• **WHAT THE EXERCISE ASKS**: Locate each line with the string "objetivos" in the listing below and copy it.

• **DATASET ENTRIES**:
******************************

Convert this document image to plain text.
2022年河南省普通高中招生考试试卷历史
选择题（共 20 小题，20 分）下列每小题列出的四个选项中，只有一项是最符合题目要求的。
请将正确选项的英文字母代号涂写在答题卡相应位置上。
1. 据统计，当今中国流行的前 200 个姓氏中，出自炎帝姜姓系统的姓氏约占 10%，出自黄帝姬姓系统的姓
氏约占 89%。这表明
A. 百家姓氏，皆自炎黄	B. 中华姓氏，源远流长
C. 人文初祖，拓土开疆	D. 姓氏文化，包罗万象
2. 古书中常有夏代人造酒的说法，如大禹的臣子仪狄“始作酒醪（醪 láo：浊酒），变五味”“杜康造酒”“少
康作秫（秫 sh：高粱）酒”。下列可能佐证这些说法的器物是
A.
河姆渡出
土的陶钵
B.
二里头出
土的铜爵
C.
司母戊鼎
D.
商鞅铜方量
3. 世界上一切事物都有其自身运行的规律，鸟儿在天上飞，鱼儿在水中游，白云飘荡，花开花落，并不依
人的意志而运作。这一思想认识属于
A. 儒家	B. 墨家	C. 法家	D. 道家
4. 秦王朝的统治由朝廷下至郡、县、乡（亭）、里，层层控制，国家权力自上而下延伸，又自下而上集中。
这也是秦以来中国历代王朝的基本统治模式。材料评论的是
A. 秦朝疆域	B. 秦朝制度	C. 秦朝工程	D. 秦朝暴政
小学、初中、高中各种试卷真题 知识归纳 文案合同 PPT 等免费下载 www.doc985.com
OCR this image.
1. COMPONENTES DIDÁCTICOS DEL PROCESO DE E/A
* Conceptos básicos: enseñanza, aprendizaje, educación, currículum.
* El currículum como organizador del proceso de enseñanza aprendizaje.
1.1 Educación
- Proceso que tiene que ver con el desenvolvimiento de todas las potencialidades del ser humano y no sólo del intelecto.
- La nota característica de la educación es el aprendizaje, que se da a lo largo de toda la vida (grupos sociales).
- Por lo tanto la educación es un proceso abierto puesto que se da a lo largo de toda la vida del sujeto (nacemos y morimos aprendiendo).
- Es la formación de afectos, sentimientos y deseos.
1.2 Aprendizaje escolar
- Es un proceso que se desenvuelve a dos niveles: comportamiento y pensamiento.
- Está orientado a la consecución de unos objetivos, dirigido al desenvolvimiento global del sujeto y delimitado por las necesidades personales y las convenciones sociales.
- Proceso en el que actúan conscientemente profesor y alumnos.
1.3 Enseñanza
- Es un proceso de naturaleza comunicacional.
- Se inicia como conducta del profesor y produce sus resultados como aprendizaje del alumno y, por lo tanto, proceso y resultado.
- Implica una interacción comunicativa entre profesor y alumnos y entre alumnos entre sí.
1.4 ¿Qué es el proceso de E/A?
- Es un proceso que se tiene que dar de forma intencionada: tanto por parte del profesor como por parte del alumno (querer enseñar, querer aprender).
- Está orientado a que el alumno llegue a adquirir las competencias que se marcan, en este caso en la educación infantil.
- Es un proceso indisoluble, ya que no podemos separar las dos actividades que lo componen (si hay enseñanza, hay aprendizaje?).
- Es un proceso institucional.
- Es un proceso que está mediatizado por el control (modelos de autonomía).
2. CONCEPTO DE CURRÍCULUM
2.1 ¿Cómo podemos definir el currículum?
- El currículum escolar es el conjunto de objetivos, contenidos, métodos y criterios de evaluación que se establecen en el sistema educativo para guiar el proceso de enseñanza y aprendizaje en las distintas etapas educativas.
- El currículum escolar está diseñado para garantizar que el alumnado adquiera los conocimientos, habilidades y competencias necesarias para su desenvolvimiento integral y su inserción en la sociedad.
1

******************************

• **TASK SOLUTION**:
- Está orientado a la consecución de unos objetivos, dirigido al desenvolvimiento global del sujeto y delimitado por las necesidades personales y las convenciones sociales.
- El currículum escolar es el conjunto de objetivos, contenidos, métodos y criterios de evaluación que se establecen en el sistema educativo para guiar el proceso de enseñanza y aprendizaje en las distintas etapas educativas.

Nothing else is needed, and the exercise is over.